● **THE PROBLEM**
Leave out the pictures and return every entry exactly as it appears.

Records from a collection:
%%

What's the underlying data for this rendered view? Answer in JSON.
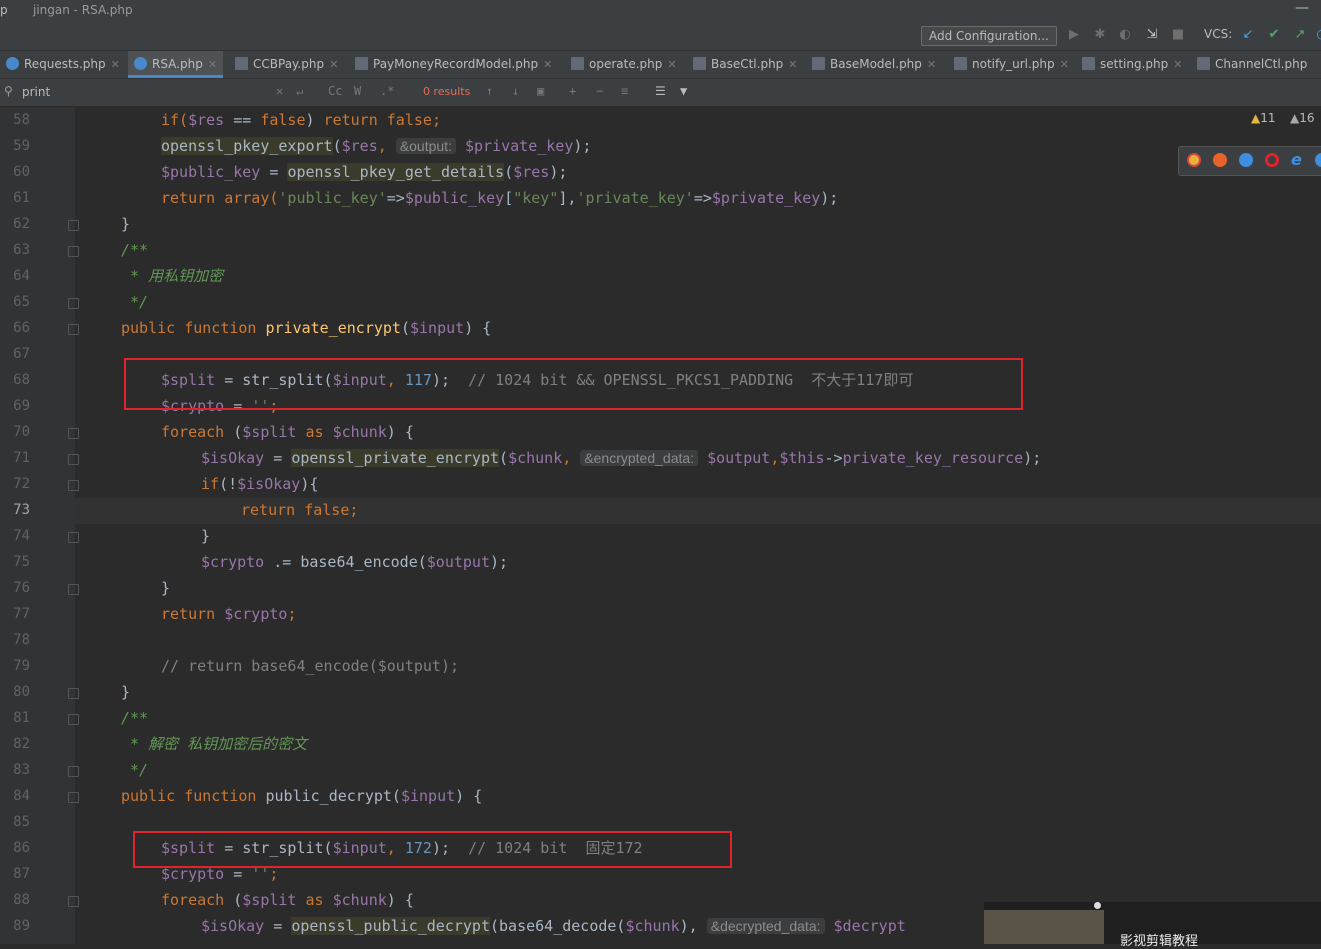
{
  "window": {
    "title_left": "p",
    "title": "jingan - RSA.php",
    "minimize": "—"
  },
  "toolbar": {
    "add_configuration": "Add Configuration...",
    "vcs_label": "VCS:"
  },
  "tabs": [
    {
      "label": "Requests.php",
      "icon": "class-icon"
    },
    {
      "label": "RSA.php",
      "icon": "class-icon",
      "active": true
    },
    {
      "label": "CCBPay.php",
      "icon": "php-file-icon"
    },
    {
      "label": "PayMoneyRecordModel.php",
      "icon": "php-file-icon"
    },
    {
      "label": "operate.php",
      "icon": "php-file-icon"
    },
    {
      "label": "BaseCtl.php",
      "icon": "php-file-icon"
    },
    {
      "label": "BaseModel.php",
      "icon": "php-file-icon"
    },
    {
      "label": "notify_url.php",
      "icon": "php-file-icon"
    },
    {
      "label": "setting.php",
      "icon": "php-file-icon"
    },
    {
      "label": "ChannelCtl.php",
      "icon": "php-file-icon"
    }
  ],
  "search": {
    "query": "print",
    "results": "0 results",
    "match_case": "Cc",
    "words": "W",
    "regex": ".*"
  },
  "inspections": {
    "warnings": "11",
    "weak_warnings": "16"
  },
  "line_numbers": [
    "58",
    "59",
    "60",
    "61",
    "62",
    "63",
    "64",
    "65",
    "66",
    "67",
    "68",
    "69",
    "70",
    "71",
    "72",
    "73",
    "74",
    "75",
    "76",
    "77",
    "78",
    "79",
    "80",
    "81",
    "82",
    "83",
    "84",
    "85",
    "86",
    "87",
    "88",
    "89"
  ],
  "current_line": "73",
  "code": {
    "l58": [
      "if(",
      "$res",
      " == ",
      "false",
      ") ",
      "return",
      " ",
      "false",
      ";"
    ],
    "l59": [
      "openssl_pkey_export",
      "(",
      "$res",
      ", ",
      "&output:",
      " ",
      "$private_key",
      ");"
    ],
    "l60": [
      "$public_key",
      " = ",
      "openssl_pkey_get_details",
      "(",
      "$res",
      ");"
    ],
    "l61": [
      "return",
      " array(",
      "'public_key'",
      "=>",
      "$public_key",
      "[",
      "\"key\"",
      "],",
      "'private_key'",
      "=>",
      "$private_key",
      ");"
    ],
    "l62": "}",
    "l63": "/**",
    "l64": " * 用私钥加密",
    "l65": " */",
    "l66": [
      "public",
      " ",
      "function",
      " ",
      "private_encrypt",
      "(",
      "$input",
      ") {"
    ],
    "l68": [
      "$split",
      " = str_split(",
      "$input",
      ", ",
      "117",
      ");  ",
      "// 1024 bit && OPENSSL_PKCS1_PADDING  不大于117即可"
    ],
    "l69": [
      "$crypto",
      " = ",
      "''",
      ";"
    ],
    "l70": [
      "foreach",
      " (",
      "$split",
      " ",
      "as",
      " ",
      "$chunk",
      ") {"
    ],
    "l71": [
      "$isOkay",
      " = ",
      "openssl_private_encrypt",
      "(",
      "$chunk",
      ", ",
      "&encrypted_data:",
      " ",
      "$output",
      ",",
      "$this",
      "->",
      "private_key_resource",
      ");"
    ],
    "l72": [
      "if",
      "(!",
      "$isOkay",
      "){"
    ],
    "l73": [
      "return",
      " ",
      "false",
      ";"
    ],
    "l74": "}",
    "l75": [
      "$crypto",
      " .= base64_encode(",
      "$output",
      ");"
    ],
    "l76": "}",
    "l77": [
      "return",
      " ",
      "$crypto",
      ";"
    ],
    "l79": "// return base64_encode($output);",
    "l80": "}",
    "l81": "/**",
    "l82": " * 解密 私钥加密后的密文",
    "l83": " */",
    "l84": [
      "public",
      " ",
      "function",
      " public_decrypt(",
      "$input",
      ") {"
    ],
    "l86": [
      "$split",
      " = str_split(",
      "$input",
      ", ",
      "172",
      ");  ",
      "// 1024 bit  固定172"
    ],
    "l87": [
      "$crypto",
      " = ",
      "''",
      ";"
    ],
    "l88": [
      "foreach",
      " (",
      "$split",
      " ",
      "as",
      " ",
      "$chunk",
      ") {"
    ],
    "l89": [
      "$isOkay",
      " = ",
      "openssl_public_decrypt",
      "(base64_decode(",
      "$chunk",
      "), ",
      "&decrypted_data:",
      " ",
      "$decrypt"
    ]
  },
  "video_thumb": {
    "title": "影视剪辑教程"
  },
  "colors": {
    "editor_bg": "#2b2b2b",
    "keyword": "#cc7832",
    "variable": "#9876aa",
    "string": "#6a8759",
    "number": "#6897bb",
    "highlight_box": "#e0242b"
  }
}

%%

● **OUTPUT FOR THIS TASK**
What's the underlying data for this rendered view? Answer in JSON.
{
  "window": {
    "title_left": "p",
    "title": "jingan - RSA.php",
    "minimize": "—"
  },
  "toolbar": {
    "add_configuration": "Add Configuration...",
    "vcs_label": "VCS:"
  },
  "tabs": [
    {
      "label": "Requests.php",
      "icon": "class-icon"
    },
    {
      "label": "RSA.php",
      "icon": "class-icon",
      "active": true
    },
    {
      "label": "CCBPay.php",
      "icon": "php-file-icon"
    },
    {
      "label": "PayMoneyRecordModel.php",
      "icon": "php-file-icon"
    },
    {
      "label": "operate.php",
      "icon": "php-file-icon"
    },
    {
      "label": "BaseCtl.php",
      "icon": "php-file-icon"
    },
    {
      "label": "BaseModel.php",
      "icon": "php-file-icon"
    },
    {
      "label": "notify_url.php",
      "icon": "php-file-icon"
    },
    {
      "label": "setting.php",
      "icon": "php-file-icon"
    },
    {
      "label": "ChannelCtl.php",
      "icon": "php-file-icon"
    }
  ],
  "search": {
    "query": "print",
    "results": "0 results",
    "match_case": "Cc",
    "words": "W",
    "regex": ".*"
  },
  "inspections": {
    "warnings": "11",
    "weak_warnings": "16"
  },
  "line_numbers": [
    "58",
    "59",
    "60",
    "61",
    "62",
    "63",
    "64",
    "65",
    "66",
    "67",
    "68",
    "69",
    "70",
    "71",
    "72",
    "73",
    "74",
    "75",
    "76",
    "77",
    "78",
    "79",
    "80",
    "81",
    "82",
    "83",
    "84",
    "85",
    "86",
    "87",
    "88",
    "89"
  ],
  "current_line": "73",
  "code": {
    "l58": [
      "if(",
      "$res",
      " == ",
      "false",
      ") ",
      "return",
      " ",
      "false",
      ";"
    ],
    "l59": [
      "openssl_pkey_export",
      "(",
      "$res",
      ", ",
      "&output:",
      " ",
      "$private_key",
      ");"
    ],
    "l60": [
      "$public_key",
      " = ",
      "openssl_pkey_get_details",
      "(",
      "$res",
      ");"
    ],
    "l61": [
      "return",
      " array(",
      "'public_key'",
      "=>",
      "$public_key",
      "[",
      "\"key\"",
      "],",
      "'private_key'",
      "=>",
      "$private_key",
      ");"
    ],
    "l62": "}",
    "l63": "/**",
    "l64": " * 用私钥加密",
    "l65": " */",
    "l66": [
      "public",
      " ",
      "function",
      " ",
      "private_encrypt",
      "(",
      "$input",
      ") {"
    ],
    "l68": [
      "$split",
      " = str_split(",
      "$input",
      ", ",
      "117",
      ");  ",
      "// 1024 bit && OPENSSL_PKCS1_PADDING  不大于117即可"
    ],
    "l69": [
      "$crypto",
      " = ",
      "''",
      ";"
    ],
    "l70": [
      "foreach",
      " (",
      "$split",
      " ",
      "as",
      " ",
      "$chunk",
      ") {"
    ],
    "l71": [
      "$isOkay",
      " = ",
      "openssl_private_encrypt",
      "(",
      "$chunk",
      ", ",
      "&encrypted_data:",
      " ",
      "$output",
      ",",
      "$this",
      "->",
      "private_key_resource",
      ");"
    ],
    "l72": [
      "if",
      "(!",
      "$isOkay",
      "){"
    ],
    "l73": [
      "return",
      " ",
      "false",
      ";"
    ],
    "l74": "}",
    "l75": [
      "$crypto",
      " .= base64_encode(",
      "$output",
      ");"
    ],
    "l76": "}",
    "l77": [
      "return",
      " ",
      "$crypto",
      ";"
    ],
    "l79": "// return base64_encode($output);",
    "l80": "}",
    "l81": "/**",
    "l82": " * 解密 私钥加密后的密文",
    "l83": " */",
    "l84": [
      "public",
      " ",
      "function",
      " public_decrypt(",
      "$input",
      ") {"
    ],
    "l86": [
      "$split",
      " = str_split(",
      "$input",
      ", ",
      "172",
      ");  ",
      "// 1024 bit  固定172"
    ],
    "l87": [
      "$crypto",
      " = ",
      "''",
      ";"
    ],
    "l88": [
      "foreach",
      " (",
      "$split",
      " ",
      "as",
      " ",
      "$chunk",
      ") {"
    ],
    "l89": [
      "$isOkay",
      " = ",
      "openssl_public_decrypt",
      "(base64_decode(",
      "$chunk",
      "), ",
      "&decrypted_data:",
      " ",
      "$decrypt"
    ]
  },
  "video_thumb": {
    "title": "影视剪辑教程"
  },
  "colors": {
    "editor_bg": "#2b2b2b",
    "keyword": "#cc7832",
    "variable": "#9876aa",
    "string": "#6a8759",
    "number": "#6897bb",
    "highlight_box": "#e0242b"
  }
}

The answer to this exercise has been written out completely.